Rewrite the fur auction thread from "I don't think" to "rats or something.", replacing "Colorado" with "Wyoming".

DOCUMENT TEXT:
■ ■ ■

# NAFA sales start today



## coyotejon (Feb 4, 2010)

Did any of you guys ship to NAFA? If so the wild fur auction starts today with rats and mink. Good luck!


----------



## catcapper (Feb 11, 2010)

I don't think they are gonna get to the wild, wild fur till late today. I Don't send any fur out till after cat season is over here in Colorado, which is the end of this month.

awprint:


----------



## coyotejon (Feb 4, 2010)

I know they are still on ranch fox but I think after that it will be mink or rats or something.


----------



## DesertGhost (Nov 6, 2010)

top lot so far for mink went $3600 for 20 mink. second lot went $1700.


----------



## azpredatorhunter (Jul 24, 2012)

$3600 for 20 Mink?


----------



## sneakygroundbuzzard (Nov 1, 2012)

dont know if i would want to mess with a 100lb mink

do farm raised mink draw the same kind of $$ as wild trapped ones?


----------



## coyotejon (Feb 4, 2010)

I had a 50 dollar mink and my rats went between 11-15.50.


----------



## clayhen (Nov 21, 2012)

Good job Jon


----------



## catcapper (Feb 11, 2010)

From some of th spot reports I'm get'in---folks aren't gonna belive some of the prices some furs are hit'in.

awprint:


----------



## Ruger (Jan 22, 2011)

Anxious for the results!!


----------



## DesertGhost (Nov 6, 2010)

Yes, $3600 for 20 mink!!! i was wrong about the next lot down, it was $1850, then $1800. Here is a link to the page.

https://www.nafa.ca/page.asp?page=auction/U04/U040000300003pages.asp

I did pretty well with my desert bobcats, avg $663 each


----------



## azpredatorhunter (Jul 24, 2012)

■ ■ ■

SUPPLIED MATERIAL:
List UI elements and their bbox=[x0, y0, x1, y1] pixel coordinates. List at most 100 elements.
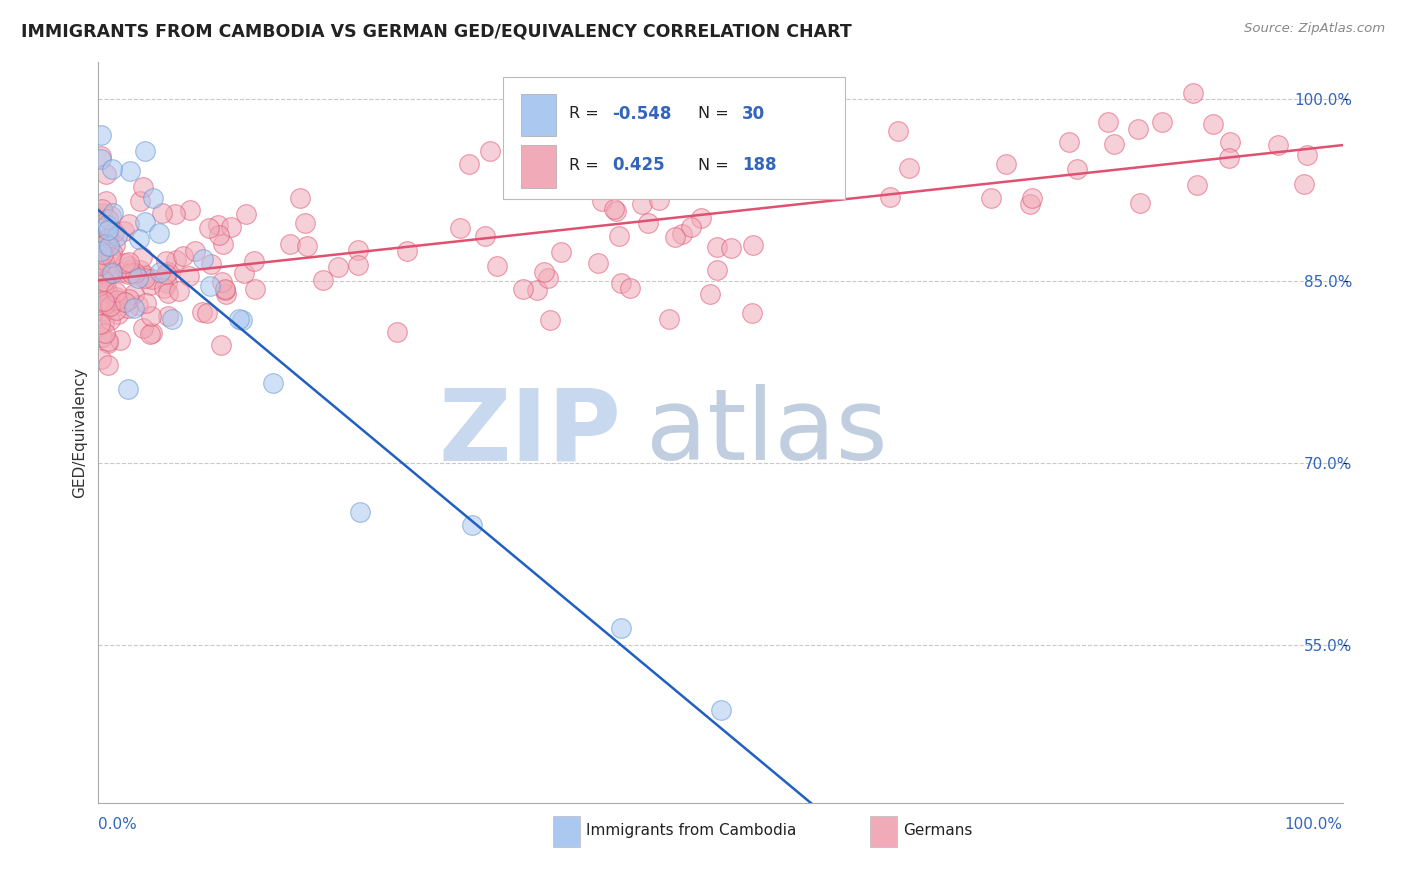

■ ■ ■

OUTPUT:
I don't think they are gonna get to the wild, wild fur till late today. I Don't send any fur out till after cat season is over here in Wyoming, which is the end of this month.

awprint:


----------



## coyotejon (Feb 4, 2010)

I know they are still on ranch fox but I think after that it will be mink or rats or something.